This book (Biber et al. 1998) is about investigating the different ways 
people use language in speech and writing. It introduces the
C-B approach to the study of language, based on analysis of large databases 
of real language examples compiled from (LOB and BNC) corpora and 
illustrates exciting new findings about English. It provides the 
'methodology boxes' for the computer processing of texts where, with 
step-by-step descriptions of research methods, it gathers new findings about 
grammar and vocabulary, language use, language learning, and differences in 
language use across registers. The book is organized as follows:

The prologue starts with the following lines: "This book is about 
investigating the way people use language in speech and writing. It 
introduces the corpus-based approach to linguistics, based on analysis of 
large databases of real language examples stored on computer. Each chapter 
focuses on a different area of linguistics, including lexicography, grammar, 
discourse, register variation, language acquisition, and historical 
linguistics. Example analyses are presented in each chapter to provide 
concrete descriptions of the research methods and advantages of corpus-based 
techniques.

Item position data
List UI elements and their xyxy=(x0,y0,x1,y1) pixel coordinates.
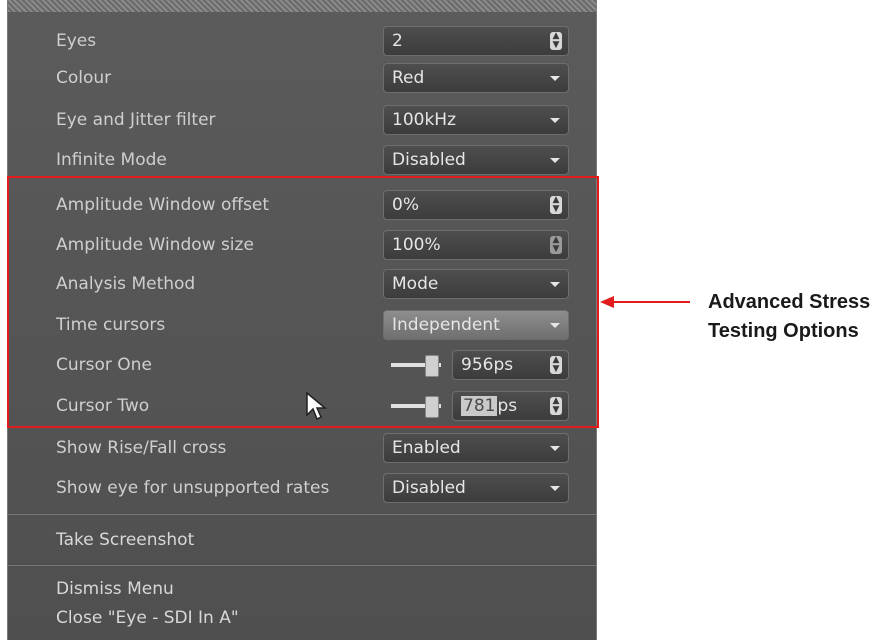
take-screenshot-item[interactable]: Take Screenshot xyxy=(56,530,194,550)
setting-row-unsupported-rates: Show eye for unsupported rates Disabled xyxy=(8,468,596,508)
jitter-filter-dropdown[interactable]: 100kHz xyxy=(383,105,569,135)
chevron-down-icon xyxy=(550,118,560,123)
rise-fall-cross-dropdown[interactable]: Enabled xyxy=(383,433,569,463)
setting-value: Disabled xyxy=(392,150,466,170)
setting-row-colour: Colour Red xyxy=(8,58,596,98)
setting-label: Infinite Mode xyxy=(56,150,167,170)
menu-divider xyxy=(8,514,596,515)
setting-row-eyes: Eyes 2 ▲ ▼ xyxy=(8,21,596,61)
setting-value: 2 xyxy=(392,31,403,51)
setting-value: 100kHz xyxy=(392,110,456,130)
setting-row-infinite-mode: Infinite Mode Disabled xyxy=(8,140,596,180)
setting-label: Show eye for unsupported rates xyxy=(56,478,330,498)
chevron-down-icon xyxy=(550,486,560,491)
setting-row-jitter-filter: Eye and Jitter filter 100kHz xyxy=(8,100,596,140)
chevron-down-icon xyxy=(550,76,560,81)
menu-divider xyxy=(8,565,596,566)
spin-arrows-icon[interactable]: ▲ ▼ xyxy=(550,32,562,50)
advanced-options-highlight-box xyxy=(7,176,599,428)
callout-line-2: Testing Options xyxy=(708,320,859,342)
setting-label: Eyes xyxy=(56,31,97,51)
setting-value: Enabled xyxy=(392,438,461,458)
setting-label: Colour xyxy=(56,68,112,88)
close-window-item[interactable]: Close "Eye - SDI In A" xyxy=(56,608,239,628)
chevron-down-icon xyxy=(550,446,560,451)
callout-label: Advanced Stress Testing Options xyxy=(708,288,870,346)
setting-label: Eye and Jitter filter xyxy=(56,110,216,130)
setting-value: Red xyxy=(392,68,425,88)
callout-line-1: Advanced Stress xyxy=(708,291,871,313)
colour-dropdown[interactable]: Red xyxy=(383,63,569,93)
setting-value: Disabled xyxy=(392,478,466,498)
setting-label: Show Rise/Fall cross xyxy=(56,438,227,458)
chevron-down-icon xyxy=(550,158,560,163)
setting-row-rise-fall-cross: Show Rise/Fall cross Enabled xyxy=(8,428,596,468)
unsupported-rates-dropdown[interactable]: Disabled xyxy=(383,473,569,503)
dismiss-menu-item[interactable]: Dismiss Menu xyxy=(56,579,174,599)
eyes-spinbox[interactable]: 2 ▲ ▼ xyxy=(383,26,569,56)
infinite-mode-dropdown[interactable]: Disabled xyxy=(383,145,569,175)
menu-drag-handle[interactable] xyxy=(8,0,596,12)
callout-arrow-icon xyxy=(600,296,690,308)
mouse-pointer-icon xyxy=(306,391,328,421)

**Problem set**
(1) Transcribe the passage about the corpus linguistics book from "The prologue starts" up to and including "techniques.".
(2) Go on with the description of the corpus linguistics book from the point where it stops.

**In response**
(1)
The prologue starts with the following lines: "This book is about 
investigating the way people use language in speech and writing. It 
introduces the corpus-based approach to linguistics, based on analysis of 
large databases of real language examples stored on computer. Each chapter 
focuses on a different area of linguistics, including lexicography, grammar, 
discourse, register variation, language acquisition, and historical 
linguistics. Example analyses are presented in each chapter to provide 
concrete descriptions of the research methods and advantages of corpus-based 
techniques.

(2)
Ten methodology boxes provide clear and concise explanations of the issues 
in doing corpus-based research and reading corpus-based studies and there is 
a useful appendix of resources for corpus-based investigation. This lucid 
and comprehensive introduction to the subject will be welcomed by a broad 
range of readers, from undergraduate students to professional researchers."

The book is divided into 4 parts besides preface, introduction and appendix. 
The introductory chapter (18 pages) studies the goals and methods of the C-B 
approach. Here the authors discuss the structure and use of language, define 
what is C-B approach, characteristics of this approach, association pattern 
in language use, the role of quantitative analyses and functional 
interpretations in the description of language use; provide a comparative 
view between C-B approach and other approaches in linguistics; identify the 
areas of linguistics that can be addressed with C-B approach etc. Besides, 
they have acknowledged the sources of corpora and corpus analysis-tools they 
have used for various studies reported in this book. Finally,
the chapter ends with an overview of the book where they have taken pain to 
distinct "what this book is and what this book is not".

Part I (Investigating the use of language features) consists of 4 chapters: 
chapter 2 (34 pages), chapter 3 (29 pages), chapter 4 (22 pages), and 
chapter 5 (27 pages).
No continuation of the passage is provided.